> **Extracted records**:
○ ○ ○ ○ ○ ○ ○
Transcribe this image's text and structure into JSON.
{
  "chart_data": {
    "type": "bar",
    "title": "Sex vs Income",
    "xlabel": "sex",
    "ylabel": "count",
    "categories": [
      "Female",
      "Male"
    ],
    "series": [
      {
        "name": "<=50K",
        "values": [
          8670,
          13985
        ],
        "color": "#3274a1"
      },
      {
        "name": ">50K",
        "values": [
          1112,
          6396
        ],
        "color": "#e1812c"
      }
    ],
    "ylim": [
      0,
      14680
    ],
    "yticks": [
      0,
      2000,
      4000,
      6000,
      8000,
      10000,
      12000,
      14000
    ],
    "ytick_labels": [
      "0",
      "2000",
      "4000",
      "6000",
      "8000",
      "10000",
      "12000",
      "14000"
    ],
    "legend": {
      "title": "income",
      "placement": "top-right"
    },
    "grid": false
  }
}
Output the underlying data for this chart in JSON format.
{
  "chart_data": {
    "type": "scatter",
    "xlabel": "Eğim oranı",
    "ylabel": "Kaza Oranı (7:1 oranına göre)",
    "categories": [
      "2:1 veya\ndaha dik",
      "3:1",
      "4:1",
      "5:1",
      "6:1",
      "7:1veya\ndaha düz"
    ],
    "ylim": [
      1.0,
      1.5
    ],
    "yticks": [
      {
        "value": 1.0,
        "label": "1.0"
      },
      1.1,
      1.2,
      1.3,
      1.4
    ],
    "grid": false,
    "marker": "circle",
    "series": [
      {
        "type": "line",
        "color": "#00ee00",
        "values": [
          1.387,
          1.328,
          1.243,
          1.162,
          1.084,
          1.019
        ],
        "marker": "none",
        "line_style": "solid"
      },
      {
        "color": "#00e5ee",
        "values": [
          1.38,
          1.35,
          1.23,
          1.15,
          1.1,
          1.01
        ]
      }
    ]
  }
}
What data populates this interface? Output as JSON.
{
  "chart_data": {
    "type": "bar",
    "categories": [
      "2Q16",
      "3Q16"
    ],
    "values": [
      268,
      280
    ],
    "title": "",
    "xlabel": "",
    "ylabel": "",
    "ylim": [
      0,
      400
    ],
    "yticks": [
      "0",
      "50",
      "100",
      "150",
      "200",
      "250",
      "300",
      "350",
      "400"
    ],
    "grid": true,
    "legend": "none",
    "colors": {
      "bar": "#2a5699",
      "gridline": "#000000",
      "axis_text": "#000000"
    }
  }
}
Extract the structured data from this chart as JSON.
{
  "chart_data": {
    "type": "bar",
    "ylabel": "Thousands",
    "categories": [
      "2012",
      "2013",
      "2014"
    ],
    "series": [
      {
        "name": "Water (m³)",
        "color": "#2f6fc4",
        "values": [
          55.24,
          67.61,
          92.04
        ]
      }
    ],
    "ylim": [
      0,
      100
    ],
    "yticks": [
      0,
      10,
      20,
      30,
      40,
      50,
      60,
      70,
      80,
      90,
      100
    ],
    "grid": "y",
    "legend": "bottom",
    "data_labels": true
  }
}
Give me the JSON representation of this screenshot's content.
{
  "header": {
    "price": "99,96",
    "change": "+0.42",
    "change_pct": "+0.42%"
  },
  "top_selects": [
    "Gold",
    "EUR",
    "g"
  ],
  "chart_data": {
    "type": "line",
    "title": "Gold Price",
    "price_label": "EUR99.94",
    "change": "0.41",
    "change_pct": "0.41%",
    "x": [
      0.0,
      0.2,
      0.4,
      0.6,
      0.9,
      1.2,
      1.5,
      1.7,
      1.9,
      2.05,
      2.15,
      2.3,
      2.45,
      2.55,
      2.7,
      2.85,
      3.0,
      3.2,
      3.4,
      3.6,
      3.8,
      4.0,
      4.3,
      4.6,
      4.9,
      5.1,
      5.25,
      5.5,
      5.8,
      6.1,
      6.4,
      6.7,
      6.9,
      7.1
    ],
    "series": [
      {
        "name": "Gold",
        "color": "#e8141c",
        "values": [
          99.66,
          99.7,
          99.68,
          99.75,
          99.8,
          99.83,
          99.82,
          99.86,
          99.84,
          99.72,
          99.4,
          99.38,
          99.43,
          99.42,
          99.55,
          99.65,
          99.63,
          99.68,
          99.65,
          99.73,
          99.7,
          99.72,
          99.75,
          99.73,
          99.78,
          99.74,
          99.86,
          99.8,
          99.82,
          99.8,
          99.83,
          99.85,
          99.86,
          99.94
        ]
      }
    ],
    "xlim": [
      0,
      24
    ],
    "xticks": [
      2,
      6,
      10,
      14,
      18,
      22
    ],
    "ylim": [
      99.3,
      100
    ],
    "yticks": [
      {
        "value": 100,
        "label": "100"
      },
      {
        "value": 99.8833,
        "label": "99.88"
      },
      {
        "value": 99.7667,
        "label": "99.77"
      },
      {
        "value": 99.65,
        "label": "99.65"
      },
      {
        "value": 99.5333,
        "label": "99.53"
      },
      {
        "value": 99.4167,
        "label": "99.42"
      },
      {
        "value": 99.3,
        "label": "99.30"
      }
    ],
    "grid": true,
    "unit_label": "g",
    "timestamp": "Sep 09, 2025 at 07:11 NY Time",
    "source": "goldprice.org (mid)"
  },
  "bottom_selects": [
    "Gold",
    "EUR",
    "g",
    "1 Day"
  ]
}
○ ○ ○ ○ ○ ○ ○
Above are the records; retype every one exactly.

> **Task response**:
Transcribe this image's text and structure into JSON.
{
  "chart_data": {
    "type": "bar",
    "title": "Sex vs Income",
    "xlabel": "sex",
    "ylabel": "count",
    "categories": [
      "Female",
      "Male"
    ],
    "series": [
      {
        "name": "<=50K",
        "values": [
          8670,
          13985
        ],
        "color": "#3274a1"
      },
      {
        "name": ">50K",
        "values": [
          1112,
          6396
        ],
        "color": "#e1812c"
      }
    ],
    "ylim": [
      0,
      14680
    ],
    "yticks": [
      0,
      2000,
      4000,
      6000,
      8000,
      10000,
      12000,
      14000
    ],
    "ytick_labels": [
      "0",
      "2000",
      "4000",
      "6000",
      "8000",
      "10000",
      "12000",
      "14000"
    ],
    "legend": {
      "title": "income",
      "placement": "top-right"
    },
    "grid": false
  }
}
Output the underlying data for this chart in JSON format.
{
  "chart_data": {
    "type": "scatter",
    "xlabel": "Eğim oranı",
    "ylabel": "Kaza Oranı (7:1 oranına göre)",
    "categories": [
      "2:1 veya\ndaha dik",
      "3:1",
      "4:1",
      "5:1",
      "6:1",
      "7:1veya\ndaha düz"
    ],
    "ylim": [
      1.0,
      1.5
    ],
    "yticks": [
      {
        "value": 1.0,
        "label": "1.0"
      },
      1.1,
      1.2,
      1.3,
      1.4
    ],
    "grid": false,
    "marker": "circle",
    "series": [
      {
        "type": "line",
        "color": "#00ee00",
        "values": [
          1.387,
          1.328,
          1.243,
          1.162,
          1.084,
          1.019
        ],
        "marker": "none",
        "line_style": "solid"
      },
      {
        "color": "#00e5ee",
        "values": [
          1.38,
          1.35,
          1.23,
          1.15,
          1.1,
          1.01
        ]
      }
    ]
  }
}
What data populates this interface? Output as JSON.
{
  "chart_data": {
    "type": "bar",
    "categories": [
      "2Q16",
      "3Q16"
    ],
    "values": [
      268,
      280
    ],
    "title": "",
    "xlabel": "",
    "ylabel": "",
    "ylim": [
      0,
      400
    ],
    "yticks": [
      "0",
      "50",
      "100",
      "150",
      "200",
      "250",
      "300",
      "350",
      "400"
    ],
    "grid": true,
    "legend": "none",
    "colors": {
      "bar": "#2a5699",
      "gridline": "#000000",
      "axis_text": "#000000"
    }
  }
}
Extract the structured data from this chart as JSON.
{
  "chart_data": {
    "type": "bar",
    "ylabel": "Thousands",
    "categories": [
      "2012",
      "2013",
      "2014"
    ],
    "series": [
      {
        "name": "Water (m³)",
        "color": "#2f6fc4",
        "values": [
          55.24,
          67.61,
          92.04
        ]
      }
    ],
    "ylim": [
      0,
      100
    ],
    "yticks": [
      0,
      10,
      20,
      30,
      40,
      50,
      60,
      70,
      80,
      90,
      100
    ],
    "grid": "y",
    "legend": "bottom",
    "data_labels": true
  }
}
Give me the JSON representation of this screenshot's content.
{
  "header": {
    "price": "99,96",
    "change": "+0.42",
    "change_pct": "+0.42%"
  },
  "top_selects": [
    "Gold",
    "EUR",
    "g"
  ],
  "chart_data": {
    "type": "line",
    "title": "Gold Price",
    "price_label": "EUR99.94",
    "change": "0.41",
    "change_pct": "0.41%",
    "x": [
      0.0,
      0.2,
      0.4,
      0.6,
      0.9,
      1.2,
      1.5,
      1.7,
      1.9,
      2.05,
      2.15,
      2.3,
      2.45,
      2.55,
      2.7,
      2.85,
      3.0,
      3.2,
      3.4,
      3.6,
      3.8,
      4.0,
      4.3,
      4.6,
      4.9,
      5.1,
      5.25,
      5.5,
      5.8,
      6.1,
      6.4,
      6.7,
      6.9,
      7.1
    ],
    "series": [
      {
        "name": "Gold",
        "color": "#e8141c",
        "values": [
          99.66,
          99.7,
          99.68,
          99.75,
          99.8,
          99.83,
          99.82,
          99.86,
          99.84,
          99.72,
          99.4,
          99.38,
          99.43,
          99.42,
          99.55,
          99.65,
          99.63,
          99.68,
          99.65,
          99.73,
          99.7,
          99.72,
          99.75,
          99.73,
          99.78,
          99.74,
          99.86,
          99.8,
          99.82,
          99.8,
          99.83,
          99.85,
          99.86,
          99.94
        ]
      }
    ],
    "xlim": [
      0,
      24
    ],
    "xticks": [
      2,
      6,
      10,
      14,
      18,
      22
    ],
    "ylim": [
      99.3,
      100
    ],
    "yticks": [
      {
        "value": 100,
        "label": "100"
      },
      {
        "value": 99.8833,
        "label": "99.88"
      },
      {
        "value": 99.7667,
        "label": "99.77"
      },
      {
        "value": 99.65,
        "label": "99.65"
      },
      {
        "value": 99.5333,
        "label": "99.53"
      },
      {
        "value": 99.4167,
        "label": "99.42"
      },
      {
        "value": 99.3,
        "label": "99.30"
      }
    ],
    "grid": true,
    "unit_label": "g",
    "timestamp": "Sep 09, 2025 at 07:11 NY Time",
    "source": "goldprice.org (mid)"
  },
  "bottom_selects": [
    "Gold",
    "EUR",
    "g",
    "1 Day"
  ]
}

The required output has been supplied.